= Short task =
Could you write out the records below exactly as they appear?

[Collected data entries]
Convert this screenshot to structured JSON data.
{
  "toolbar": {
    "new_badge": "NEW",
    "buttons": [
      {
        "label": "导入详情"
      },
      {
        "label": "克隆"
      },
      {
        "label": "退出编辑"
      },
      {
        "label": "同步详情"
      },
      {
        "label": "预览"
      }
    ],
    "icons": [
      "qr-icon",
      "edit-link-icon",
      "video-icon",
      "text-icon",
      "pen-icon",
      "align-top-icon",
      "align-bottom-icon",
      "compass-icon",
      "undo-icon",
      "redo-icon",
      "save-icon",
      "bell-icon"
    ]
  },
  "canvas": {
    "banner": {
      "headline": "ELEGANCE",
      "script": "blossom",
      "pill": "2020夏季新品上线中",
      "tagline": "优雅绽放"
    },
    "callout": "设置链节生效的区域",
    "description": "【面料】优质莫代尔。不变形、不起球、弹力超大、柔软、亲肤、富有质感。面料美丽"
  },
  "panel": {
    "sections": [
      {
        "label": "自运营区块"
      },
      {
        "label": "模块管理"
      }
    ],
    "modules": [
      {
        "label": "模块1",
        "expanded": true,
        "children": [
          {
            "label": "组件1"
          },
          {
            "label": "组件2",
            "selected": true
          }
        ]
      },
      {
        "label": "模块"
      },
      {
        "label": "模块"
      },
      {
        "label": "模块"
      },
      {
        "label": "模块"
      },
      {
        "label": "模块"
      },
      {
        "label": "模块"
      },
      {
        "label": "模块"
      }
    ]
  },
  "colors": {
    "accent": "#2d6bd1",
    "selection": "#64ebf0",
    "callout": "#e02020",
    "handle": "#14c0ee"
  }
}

= Solution to this problem =
Convert this screenshot to structured JSON data.
{
  "toolbar": {
    "new_badge": "NEW",
    "buttons": [
      {
        "label": "导入详情"
      },
      {
        "label": "克隆"
      },
      {
        "label": "退出编辑"
      },
      {
        "label": "同步详情"
      },
      {
        "label": "预览"
      }
    ],
    "icons": [
      "qr-icon",
      "edit-link-icon",
      "video-icon",
      "text-icon",
      "pen-icon",
      "align-top-icon",
      "align-bottom-icon",
      "compass-icon",
      "undo-icon",
      "redo-icon",
      "save-icon",
      "bell-icon"
    ]
  },
  "canvas": {
    "banner": {
      "headline": "ELEGANCE",
      "script": "blossom",
      "pill": "2020夏季新品上线中",
      "tagline": "优雅绽放"
    },
    "callout": "设置链节生效的区域",
    "description": "【面料】优质莫代尔。不变形、不起球、弹力超大、柔软、亲肤、富有质感。面料美丽"
  },
  "panel": {
    "sections": [
      {
        "label": "自运营区块"
      },
      {
        "label": "模块管理"
      }
    ],
    "modules": [
      {
        "label": "模块1",
        "expanded": true,
        "children": [
          {
            "label": "组件1"
          },
          {
            "label": "组件2",
            "selected": true
          }
        ]
      },
      {
        "label": "模块"
      },
      {
        "label": "模块"
      },
      {
        "label": "模块"
      },
      {
        "label": "模块"
      },
      {
        "label": "模块"
      },
      {
        "label": "模块"
      },
      {
        "label": "模块"
      }
    ]
  },
  "colors": {
    "accent": "#2d6bd1",
    "selection": "#64ebf0",
    "callout": "#e02020",
    "handle": "#14c0ee"
  }
}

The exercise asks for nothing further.